===== Input material
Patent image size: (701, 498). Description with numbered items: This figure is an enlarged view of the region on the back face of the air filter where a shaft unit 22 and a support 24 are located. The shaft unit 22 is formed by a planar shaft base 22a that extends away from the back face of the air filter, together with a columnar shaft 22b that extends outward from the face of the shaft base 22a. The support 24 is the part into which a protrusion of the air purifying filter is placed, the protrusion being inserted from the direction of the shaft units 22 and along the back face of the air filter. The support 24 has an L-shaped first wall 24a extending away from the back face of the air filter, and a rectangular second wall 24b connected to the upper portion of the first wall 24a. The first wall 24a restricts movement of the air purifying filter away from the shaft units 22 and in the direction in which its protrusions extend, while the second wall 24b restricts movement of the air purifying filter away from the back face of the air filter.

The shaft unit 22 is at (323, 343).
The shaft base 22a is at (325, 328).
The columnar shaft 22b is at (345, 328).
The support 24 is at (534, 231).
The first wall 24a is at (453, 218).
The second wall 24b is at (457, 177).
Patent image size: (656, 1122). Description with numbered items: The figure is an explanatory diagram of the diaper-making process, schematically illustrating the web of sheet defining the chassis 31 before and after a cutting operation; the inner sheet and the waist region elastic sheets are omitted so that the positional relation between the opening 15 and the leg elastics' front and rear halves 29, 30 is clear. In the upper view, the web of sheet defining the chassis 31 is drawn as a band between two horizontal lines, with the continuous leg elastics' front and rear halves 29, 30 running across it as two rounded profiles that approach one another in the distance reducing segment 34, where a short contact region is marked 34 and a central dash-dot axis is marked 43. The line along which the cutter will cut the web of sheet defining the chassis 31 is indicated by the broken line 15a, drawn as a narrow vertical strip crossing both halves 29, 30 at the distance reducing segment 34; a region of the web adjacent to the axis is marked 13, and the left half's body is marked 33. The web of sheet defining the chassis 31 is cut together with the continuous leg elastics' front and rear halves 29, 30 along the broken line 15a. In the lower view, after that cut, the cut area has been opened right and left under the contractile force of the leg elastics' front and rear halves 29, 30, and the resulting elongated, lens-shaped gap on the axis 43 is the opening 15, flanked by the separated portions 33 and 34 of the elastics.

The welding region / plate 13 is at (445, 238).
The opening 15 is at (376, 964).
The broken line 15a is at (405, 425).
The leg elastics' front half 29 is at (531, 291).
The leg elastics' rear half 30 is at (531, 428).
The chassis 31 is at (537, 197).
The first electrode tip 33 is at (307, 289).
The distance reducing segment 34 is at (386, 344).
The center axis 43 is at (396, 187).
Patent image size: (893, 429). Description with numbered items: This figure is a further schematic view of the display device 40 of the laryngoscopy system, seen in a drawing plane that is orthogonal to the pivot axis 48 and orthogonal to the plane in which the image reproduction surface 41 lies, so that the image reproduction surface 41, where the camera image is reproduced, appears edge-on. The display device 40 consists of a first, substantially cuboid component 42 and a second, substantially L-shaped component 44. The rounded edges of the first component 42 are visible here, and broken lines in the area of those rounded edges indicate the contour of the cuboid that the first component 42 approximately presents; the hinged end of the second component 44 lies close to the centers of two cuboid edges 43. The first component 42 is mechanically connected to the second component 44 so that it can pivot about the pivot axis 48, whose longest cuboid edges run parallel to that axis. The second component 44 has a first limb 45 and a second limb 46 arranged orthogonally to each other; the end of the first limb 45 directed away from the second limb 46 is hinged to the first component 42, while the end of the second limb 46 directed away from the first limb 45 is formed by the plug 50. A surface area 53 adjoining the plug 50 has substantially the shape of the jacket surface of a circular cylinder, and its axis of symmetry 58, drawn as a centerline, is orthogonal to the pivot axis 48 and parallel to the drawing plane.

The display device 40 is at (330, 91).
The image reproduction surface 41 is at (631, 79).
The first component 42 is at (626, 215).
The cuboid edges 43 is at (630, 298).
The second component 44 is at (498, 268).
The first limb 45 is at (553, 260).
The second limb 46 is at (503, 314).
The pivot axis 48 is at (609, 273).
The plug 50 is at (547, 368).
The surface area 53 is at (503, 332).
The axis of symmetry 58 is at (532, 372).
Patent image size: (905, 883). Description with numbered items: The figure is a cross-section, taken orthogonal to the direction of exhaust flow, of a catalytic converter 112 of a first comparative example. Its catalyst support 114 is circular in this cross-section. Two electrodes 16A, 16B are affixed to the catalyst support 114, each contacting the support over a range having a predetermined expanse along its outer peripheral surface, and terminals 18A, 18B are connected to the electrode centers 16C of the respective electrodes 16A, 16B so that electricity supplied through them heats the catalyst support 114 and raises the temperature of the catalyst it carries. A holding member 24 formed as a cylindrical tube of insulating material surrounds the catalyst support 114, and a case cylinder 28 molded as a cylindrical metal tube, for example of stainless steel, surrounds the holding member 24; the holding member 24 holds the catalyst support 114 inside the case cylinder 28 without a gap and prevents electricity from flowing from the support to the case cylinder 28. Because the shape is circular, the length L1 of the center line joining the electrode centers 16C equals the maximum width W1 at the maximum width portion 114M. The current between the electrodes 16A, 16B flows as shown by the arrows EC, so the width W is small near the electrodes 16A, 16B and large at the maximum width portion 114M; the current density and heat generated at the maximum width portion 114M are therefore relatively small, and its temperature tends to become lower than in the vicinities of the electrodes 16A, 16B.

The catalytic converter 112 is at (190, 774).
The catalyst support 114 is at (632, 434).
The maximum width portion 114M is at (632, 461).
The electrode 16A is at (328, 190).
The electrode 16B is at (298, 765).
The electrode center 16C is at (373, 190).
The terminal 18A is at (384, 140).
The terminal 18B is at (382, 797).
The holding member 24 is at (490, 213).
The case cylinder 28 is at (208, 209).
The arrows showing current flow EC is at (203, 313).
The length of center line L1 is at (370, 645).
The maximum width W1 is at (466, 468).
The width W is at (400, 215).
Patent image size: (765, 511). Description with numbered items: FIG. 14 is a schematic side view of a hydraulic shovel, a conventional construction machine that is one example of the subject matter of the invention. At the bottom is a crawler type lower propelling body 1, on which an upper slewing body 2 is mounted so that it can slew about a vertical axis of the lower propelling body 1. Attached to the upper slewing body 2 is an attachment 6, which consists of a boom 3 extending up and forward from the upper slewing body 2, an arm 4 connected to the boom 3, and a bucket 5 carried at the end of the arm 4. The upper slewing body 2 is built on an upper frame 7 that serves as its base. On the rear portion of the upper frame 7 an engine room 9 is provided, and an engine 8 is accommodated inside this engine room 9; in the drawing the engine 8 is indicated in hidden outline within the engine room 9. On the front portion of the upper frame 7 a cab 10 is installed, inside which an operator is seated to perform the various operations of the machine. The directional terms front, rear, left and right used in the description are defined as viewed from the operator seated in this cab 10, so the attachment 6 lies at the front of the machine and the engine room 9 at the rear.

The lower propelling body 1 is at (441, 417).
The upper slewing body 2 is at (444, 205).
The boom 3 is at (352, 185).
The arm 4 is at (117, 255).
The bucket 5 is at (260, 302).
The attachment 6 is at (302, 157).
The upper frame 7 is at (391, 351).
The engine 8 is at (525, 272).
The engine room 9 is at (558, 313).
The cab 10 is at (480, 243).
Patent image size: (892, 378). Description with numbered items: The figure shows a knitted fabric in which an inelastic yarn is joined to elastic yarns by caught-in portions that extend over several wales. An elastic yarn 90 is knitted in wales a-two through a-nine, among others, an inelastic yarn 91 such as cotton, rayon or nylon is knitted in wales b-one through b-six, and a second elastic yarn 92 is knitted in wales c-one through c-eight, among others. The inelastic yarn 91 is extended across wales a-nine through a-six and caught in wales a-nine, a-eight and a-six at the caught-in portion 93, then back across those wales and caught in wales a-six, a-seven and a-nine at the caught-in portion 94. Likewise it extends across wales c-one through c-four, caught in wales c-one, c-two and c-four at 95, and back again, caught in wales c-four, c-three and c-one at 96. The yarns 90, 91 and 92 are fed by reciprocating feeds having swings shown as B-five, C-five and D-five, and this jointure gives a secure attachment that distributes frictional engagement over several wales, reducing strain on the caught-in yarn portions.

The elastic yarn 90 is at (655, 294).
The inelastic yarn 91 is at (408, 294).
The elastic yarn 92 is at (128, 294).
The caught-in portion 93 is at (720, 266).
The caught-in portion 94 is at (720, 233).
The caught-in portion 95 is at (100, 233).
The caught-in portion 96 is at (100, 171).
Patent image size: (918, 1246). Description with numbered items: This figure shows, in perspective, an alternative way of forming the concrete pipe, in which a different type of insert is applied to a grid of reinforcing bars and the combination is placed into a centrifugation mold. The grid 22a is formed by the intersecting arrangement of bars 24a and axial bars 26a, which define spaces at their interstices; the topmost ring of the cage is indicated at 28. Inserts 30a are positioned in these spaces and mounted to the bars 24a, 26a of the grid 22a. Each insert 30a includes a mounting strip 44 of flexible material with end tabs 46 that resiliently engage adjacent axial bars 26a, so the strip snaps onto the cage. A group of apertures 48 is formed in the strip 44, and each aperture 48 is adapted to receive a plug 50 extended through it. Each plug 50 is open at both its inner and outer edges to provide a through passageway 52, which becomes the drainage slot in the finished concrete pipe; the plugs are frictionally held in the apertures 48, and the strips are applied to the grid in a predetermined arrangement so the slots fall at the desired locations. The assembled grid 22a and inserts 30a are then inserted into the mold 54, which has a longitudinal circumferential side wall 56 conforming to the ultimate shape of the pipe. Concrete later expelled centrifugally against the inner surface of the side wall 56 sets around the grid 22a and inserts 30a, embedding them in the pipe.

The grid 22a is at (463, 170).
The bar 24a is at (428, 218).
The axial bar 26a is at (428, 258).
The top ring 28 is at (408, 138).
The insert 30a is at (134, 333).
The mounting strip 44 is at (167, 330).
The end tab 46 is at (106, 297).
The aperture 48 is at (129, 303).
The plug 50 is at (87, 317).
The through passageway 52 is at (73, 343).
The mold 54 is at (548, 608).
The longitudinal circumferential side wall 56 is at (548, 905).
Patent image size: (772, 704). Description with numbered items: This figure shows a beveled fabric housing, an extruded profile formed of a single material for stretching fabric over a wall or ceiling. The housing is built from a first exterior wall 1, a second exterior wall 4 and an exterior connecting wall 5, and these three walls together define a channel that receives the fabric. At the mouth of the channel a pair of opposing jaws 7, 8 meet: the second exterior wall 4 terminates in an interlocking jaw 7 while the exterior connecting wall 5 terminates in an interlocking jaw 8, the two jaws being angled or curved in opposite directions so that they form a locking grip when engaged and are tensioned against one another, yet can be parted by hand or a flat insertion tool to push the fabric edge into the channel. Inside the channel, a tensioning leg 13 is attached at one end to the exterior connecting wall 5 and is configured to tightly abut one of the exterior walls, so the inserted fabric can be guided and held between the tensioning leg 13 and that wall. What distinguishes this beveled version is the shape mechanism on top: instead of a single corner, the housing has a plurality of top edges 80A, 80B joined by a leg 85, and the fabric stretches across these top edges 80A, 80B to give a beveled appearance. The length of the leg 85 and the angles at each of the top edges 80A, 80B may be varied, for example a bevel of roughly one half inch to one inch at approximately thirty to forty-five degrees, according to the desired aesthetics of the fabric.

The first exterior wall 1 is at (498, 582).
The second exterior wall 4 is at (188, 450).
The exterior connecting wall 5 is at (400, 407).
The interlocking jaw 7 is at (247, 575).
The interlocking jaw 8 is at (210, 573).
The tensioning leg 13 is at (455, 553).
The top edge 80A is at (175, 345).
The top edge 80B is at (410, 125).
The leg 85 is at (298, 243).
==========
- **Problem to solve**
Could you echo the records above from their start through the line containing "The second wall 24b is at (457, 177).", keeping each line unchanged?

- **Output for this task**
Patent image size: (701, 498). Description with numbered items: This figure is an enlarged view of the region on the back face of the air filter where a shaft unit 22 and a support 24 are located. The shaft unit 22 is formed by a planar shaft base 22a that extends away from the back face of the air filter, together with a columnar shaft 22b that extends outward from the face of the shaft base 22a. The support 24 is the part into which a protrusion of the air purifying filter is placed, the protrusion being inserted from the direction of the shaft units 22 and along the back face of the air filter. The support 24 has an L-shaped first wall 24a extending away from the back face of the air filter, and a rectangular second wall 24b connected to the upper portion of the first wall 24a. The first wall 24a restricts movement of the air purifying filter away from the shaft units 22 and in the direction in which its protrusions extend, while the second wall 24b restricts movement of the air purifying filter away from the back face of the air filter.

The shaft unit 22 is at (323, 343).
The shaft base 22a is at (325, 328).
The columnar shaft 22b is at (345, 328).
The support 24 is at (534, 231).
The first wall 24a is at (453, 218).
The second wall 24b is at (457, 177).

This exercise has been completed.